DO THIS: All of the material below is to be repeated exactly.

MATERIAL PROVIDED:
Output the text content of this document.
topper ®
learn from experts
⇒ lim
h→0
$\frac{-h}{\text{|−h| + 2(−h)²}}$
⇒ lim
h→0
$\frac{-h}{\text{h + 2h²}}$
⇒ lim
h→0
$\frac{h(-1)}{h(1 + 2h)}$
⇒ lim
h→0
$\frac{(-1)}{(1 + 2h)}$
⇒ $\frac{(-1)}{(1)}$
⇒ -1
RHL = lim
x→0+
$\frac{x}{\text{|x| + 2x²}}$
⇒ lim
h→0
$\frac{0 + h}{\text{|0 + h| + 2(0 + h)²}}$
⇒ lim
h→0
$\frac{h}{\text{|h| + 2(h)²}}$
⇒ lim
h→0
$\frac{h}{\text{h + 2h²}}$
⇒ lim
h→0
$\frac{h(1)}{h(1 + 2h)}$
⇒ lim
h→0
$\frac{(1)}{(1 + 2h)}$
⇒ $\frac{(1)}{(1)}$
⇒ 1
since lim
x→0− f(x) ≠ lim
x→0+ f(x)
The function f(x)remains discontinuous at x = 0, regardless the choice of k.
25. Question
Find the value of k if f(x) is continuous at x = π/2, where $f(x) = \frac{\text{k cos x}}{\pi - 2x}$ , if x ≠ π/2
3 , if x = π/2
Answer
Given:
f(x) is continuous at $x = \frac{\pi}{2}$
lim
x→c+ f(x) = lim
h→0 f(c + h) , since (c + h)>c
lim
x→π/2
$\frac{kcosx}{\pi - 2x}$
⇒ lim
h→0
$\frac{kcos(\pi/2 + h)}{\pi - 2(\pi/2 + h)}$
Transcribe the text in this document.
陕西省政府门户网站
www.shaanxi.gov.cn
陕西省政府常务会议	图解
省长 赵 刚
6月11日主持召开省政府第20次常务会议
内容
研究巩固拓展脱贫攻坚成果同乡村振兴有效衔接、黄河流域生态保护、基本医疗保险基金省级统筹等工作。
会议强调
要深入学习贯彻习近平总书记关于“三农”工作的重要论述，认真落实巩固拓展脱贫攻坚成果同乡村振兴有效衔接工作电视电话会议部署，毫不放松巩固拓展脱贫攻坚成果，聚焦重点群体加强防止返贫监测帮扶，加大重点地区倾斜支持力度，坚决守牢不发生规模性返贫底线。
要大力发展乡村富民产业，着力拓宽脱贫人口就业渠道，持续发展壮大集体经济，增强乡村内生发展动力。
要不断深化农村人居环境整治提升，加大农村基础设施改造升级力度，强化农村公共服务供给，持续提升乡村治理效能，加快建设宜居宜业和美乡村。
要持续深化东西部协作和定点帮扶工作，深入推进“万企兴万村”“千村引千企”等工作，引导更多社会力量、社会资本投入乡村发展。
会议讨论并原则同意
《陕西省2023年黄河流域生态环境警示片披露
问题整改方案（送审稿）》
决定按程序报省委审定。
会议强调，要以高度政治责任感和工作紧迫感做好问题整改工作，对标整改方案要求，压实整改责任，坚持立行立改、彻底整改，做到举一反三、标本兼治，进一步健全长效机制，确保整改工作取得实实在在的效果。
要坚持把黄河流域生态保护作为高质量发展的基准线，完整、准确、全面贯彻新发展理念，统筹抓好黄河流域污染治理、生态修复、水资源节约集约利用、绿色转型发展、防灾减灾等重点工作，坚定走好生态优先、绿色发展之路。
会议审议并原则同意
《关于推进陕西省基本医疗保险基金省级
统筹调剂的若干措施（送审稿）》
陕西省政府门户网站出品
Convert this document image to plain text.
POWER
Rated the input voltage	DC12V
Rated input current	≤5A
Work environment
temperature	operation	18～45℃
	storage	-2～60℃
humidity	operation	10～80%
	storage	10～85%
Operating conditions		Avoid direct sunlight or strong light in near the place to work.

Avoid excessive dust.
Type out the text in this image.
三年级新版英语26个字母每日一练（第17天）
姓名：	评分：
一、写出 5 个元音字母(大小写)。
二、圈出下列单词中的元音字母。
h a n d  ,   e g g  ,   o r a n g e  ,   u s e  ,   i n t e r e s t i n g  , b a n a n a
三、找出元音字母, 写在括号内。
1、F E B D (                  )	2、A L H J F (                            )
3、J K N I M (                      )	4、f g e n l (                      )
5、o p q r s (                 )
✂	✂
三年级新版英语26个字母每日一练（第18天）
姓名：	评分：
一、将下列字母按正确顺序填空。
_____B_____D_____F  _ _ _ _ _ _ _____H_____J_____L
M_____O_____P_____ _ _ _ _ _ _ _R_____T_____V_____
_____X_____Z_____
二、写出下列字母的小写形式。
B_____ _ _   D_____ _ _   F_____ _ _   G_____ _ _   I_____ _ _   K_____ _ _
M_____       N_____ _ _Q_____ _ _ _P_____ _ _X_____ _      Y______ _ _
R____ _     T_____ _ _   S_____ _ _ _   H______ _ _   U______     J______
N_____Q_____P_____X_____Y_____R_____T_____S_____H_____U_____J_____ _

EXERCISE RESULT:
Output the text content of this document.
topper ®
learn from experts
⇒ lim
h→0
$\frac{-h}{\text{|−h| + 2(−h)²}}$
⇒ lim
h→0
$\frac{-h}{\text{h + 2h²}}$
⇒ lim
h→0
$\frac{h(-1)}{h(1 + 2h)}$
⇒ lim
h→0
$\frac{(-1)}{(1 + 2h)}$
⇒ $\frac{(-1)}{(1)}$
⇒ -1
RHL = lim
x→0+
$\frac{x}{\text{|x| + 2x²}}$
⇒ lim
h→0
$\frac{0 + h}{\text{|0 + h| + 2(0 + h)²}}$
⇒ lim
h→0
$\frac{h}{\text{|h| + 2(h)²}}$
⇒ lim
h→0
$\frac{h}{\text{h + 2h²}}$
⇒ lim
h→0
$\frac{h(1)}{h(1 + 2h)}$
⇒ lim
h→0
$\frac{(1)}{(1 + 2h)}$
⇒ $\frac{(1)}{(1)}$
⇒ 1
since lim
x→0− f(x) ≠ lim
x→0+ f(x)
The function f(x)remains discontinuous at x = 0, regardless the choice of k.
25. Question
Find the value of k if f(x) is continuous at x = π/2, where $f(x) = \frac{\text{k cos x}}{\pi - 2x}$ , if x ≠ π/2
3 , if x = π/2
Answer
Given:
f(x) is continuous at $x = \frac{\pi}{2}$
lim
x→c+ f(x) = lim
h→0 f(c + h) , since (c + h)>c
lim
x→π/2
$\frac{kcosx}{\pi - 2x}$
⇒ lim
h→0
$\frac{kcos(\pi/2 + h)}{\pi - 2(\pi/2 + h)}$
Transcribe the text in this document.
陕西省政府门户网站
www.shaanxi.gov.cn
陕西省政府常务会议	图解
省长 赵 刚
6月11日主持召开省政府第20次常务会议
内容
研究巩固拓展脱贫攻坚成果同乡村振兴有效衔接、黄河流域生态保护、基本医疗保险基金省级统筹等工作。
会议强调
要深入学习贯彻习近平总书记关于“三农”工作的重要论述，认真落实巩固拓展脱贫攻坚成果同乡村振兴有效衔接工作电视电话会议部署，毫不放松巩固拓展脱贫攻坚成果，聚焦重点群体加强防止返贫监测帮扶，加大重点地区倾斜支持力度，坚决守牢不发生规模性返贫底线。
要大力发展乡村富民产业，着力拓宽脱贫人口就业渠道，持续发展壮大集体经济，增强乡村内生发展动力。
要不断深化农村人居环境整治提升，加大农村基础设施改造升级力度，强化农村公共服务供给，持续提升乡村治理效能，加快建设宜居宜业和美乡村。
要持续深化东西部协作和定点帮扶工作，深入推进“万企兴万村”“千村引千企”等工作，引导更多社会力量、社会资本投入乡村发展。
会议讨论并原则同意
《陕西省2023年黄河流域生态环境警示片披露
问题整改方案（送审稿）》
决定按程序报省委审定。
会议强调，要以高度政治责任感和工作紧迫感做好问题整改工作，对标整改方案要求，压实整改责任，坚持立行立改、彻底整改，做到举一反三、标本兼治，进一步健全长效机制，确保整改工作取得实实在在的效果。
要坚持把黄河流域生态保护作为高质量发展的基准线，完整、准确、全面贯彻新发展理念，统筹抓好黄河流域污染治理、生态修复、水资源节约集约利用、绿色转型发展、防灾减灾等重点工作，坚定走好生态优先、绿色发展之路。
会议审议并原则同意
《关于推进陕西省基本医疗保险基金省级
统筹调剂的若干措施（送审稿）》
陕西省政府门户网站出品
Convert this document image to plain text.
POWER
Rated the input voltage	DC12V
Rated input current	≤5A
Work environment
temperature	operation	18～45℃
	storage	-2～60℃
humidity	operation	10～80%
	storage	10～85%
Operating conditions		Avoid direct sunlight or strong light in near the place to work.

Avoid excessive dust.
Type out the text in this image.
三年级新版英语26个字母每日一练（第17天）
姓名：	评分：
一、写出 5 个元音字母(大小写)。
二、圈出下列单词中的元音字母。
h a n d  ,   e g g  ,   o r a n g e  ,   u s e  ,   i n t e r e s t i n g  , b a n a n a
三、找出元音字母, 写在括号内。
1、F E B D (                  )	2、A L H J F (                            )
3、J K N I M (                      )	4、f g e n l (                      )
5、o p q r s (                 )
✂	✂
三年级新版英语26个字母每日一练（第18天）
姓名：	评分：
一、将下列字母按正确顺序填空。
_____B_____D_____F  _ _ _ _ _ _ _____H_____J_____L
M_____O_____P_____ _ _ _ _ _ _ _R_____T_____V_____
_____X_____Z_____
二、写出下列字母的小写形式。
B_____ _ _   D_____ _ _   F_____ _ _   G_____ _ _   I_____ _ _   K_____ _ _
M_____       N_____ _ _Q_____ _ _ _P_____ _ _X_____ _      Y______ _ _
R____ _     T_____ _ _   S_____ _ _ _   H______ _ _   U______     J______
N_____Q_____P_____X_____Y_____R_____T_____S_____H_____U_____J_____ _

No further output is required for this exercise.